== Provided material

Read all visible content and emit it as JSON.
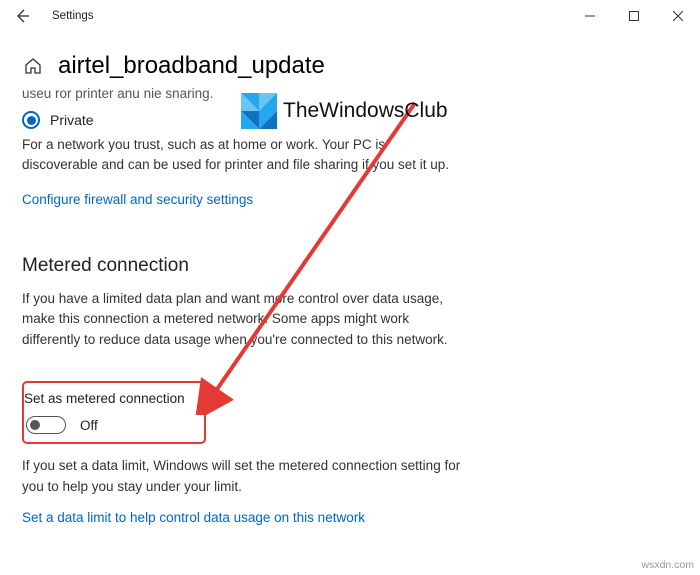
{
  "window": {
    "title": "Settings"
  },
  "page": {
    "network_name": "airtel_broadband_update"
  },
  "truncated_line": "useu ror printer anu nie snaring.",
  "private": {
    "label": "Private",
    "desc": "For a network you trust, such as at home or work. Your PC is discoverable and can be used for printer and file sharing if you set it up."
  },
  "firewall_link": "Configure firewall and security settings",
  "metered": {
    "heading": "Metered connection",
    "desc": "If you have a limited data plan and want more control over data usage, make this connection a metered network. Some apps might work differently to reduce data usage when you're connected to this network.",
    "toggle_label": "Set as metered connection",
    "toggle_state": "Off",
    "under_desc": "If you set a data limit, Windows will set the metered connection setting for you to help you stay under your limit.",
    "limit_link": "Set a data limit to help control data usage on this network"
  },
  "overlay": {
    "brand": "TheWindowsClub"
  },
  "watermark": "wsxdn.com"
}
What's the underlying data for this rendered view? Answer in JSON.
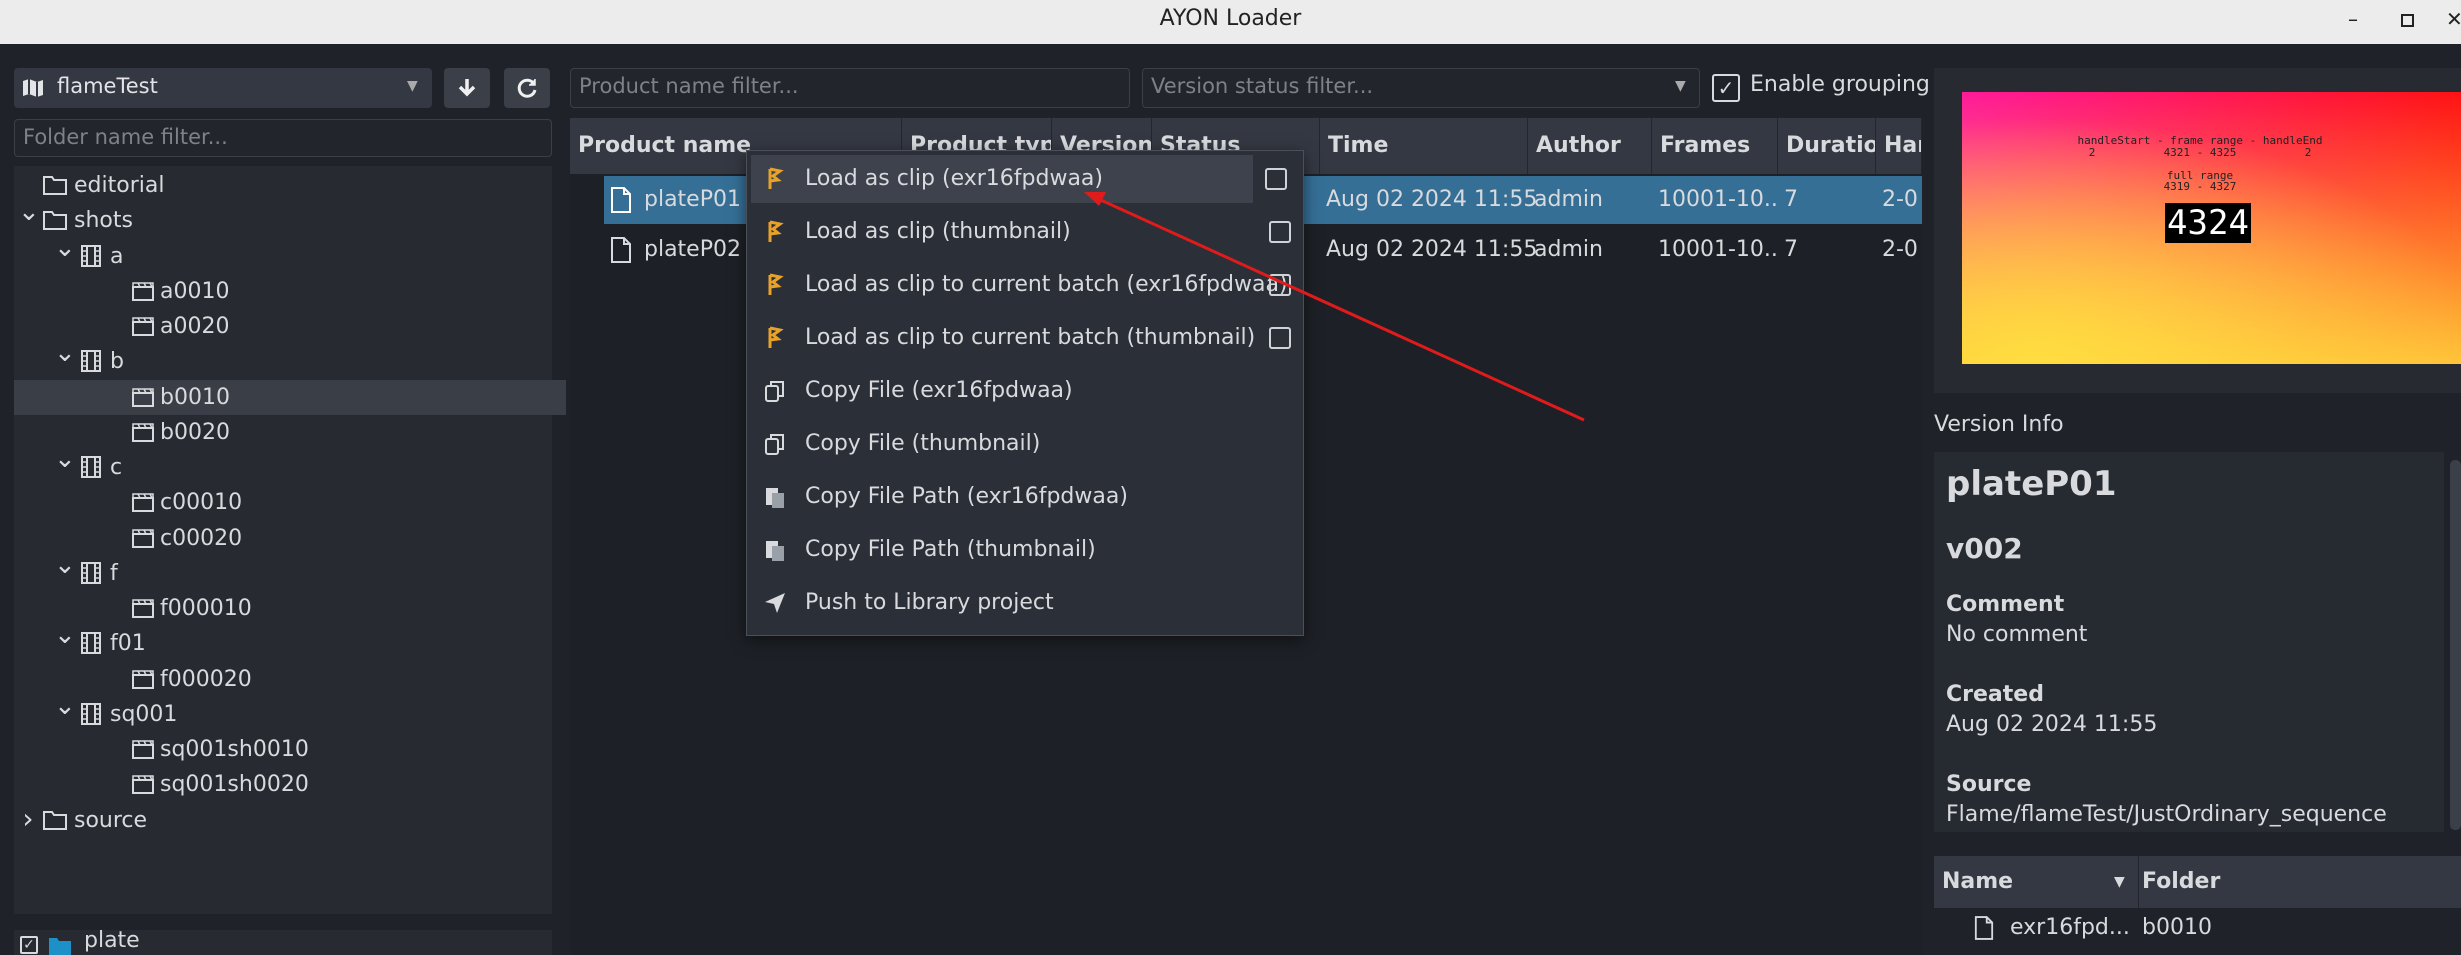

====

Except for the pictures, copy every line of the records above exactly.

Read all visible content and emit it as JSON.
{
  "window": {
    "title": "Settings"
  },
  "page": {
    "network_name": "airtel_broadband_update"
  },
  "truncated_line": "useu ror printer anu nie snaring.",
  "private": {
    "label": "Private",
    "desc": "For a network you trust, such as at home or work. Your PC is discoverable and can be used for printer and file sharing if you set it up."
  },
  "firewall_link": "Configure firewall and security settings",
  "metered": {
    "heading": "Metered connection",
    "desc": "If you have a limited data plan and want more control over data usage, make this connection a metered network. Some apps might work differently to reduce data usage when you're connected to this network.",
    "toggle_label": "Set as metered connection",
    "toggle_state": "Off",
    "under_desc": "If you set a data limit, Windows will set the metered connection setting for you to help you stay under your limit.",
    "limit_link": "Set a data limit to help control data usage on this network"
  },
  "overlay": {
    "brand": "TheWindowsClub"
  },
  "watermark": "wsxdn.com"
}
What's the underlying data for this rendered view? Answer in JSON.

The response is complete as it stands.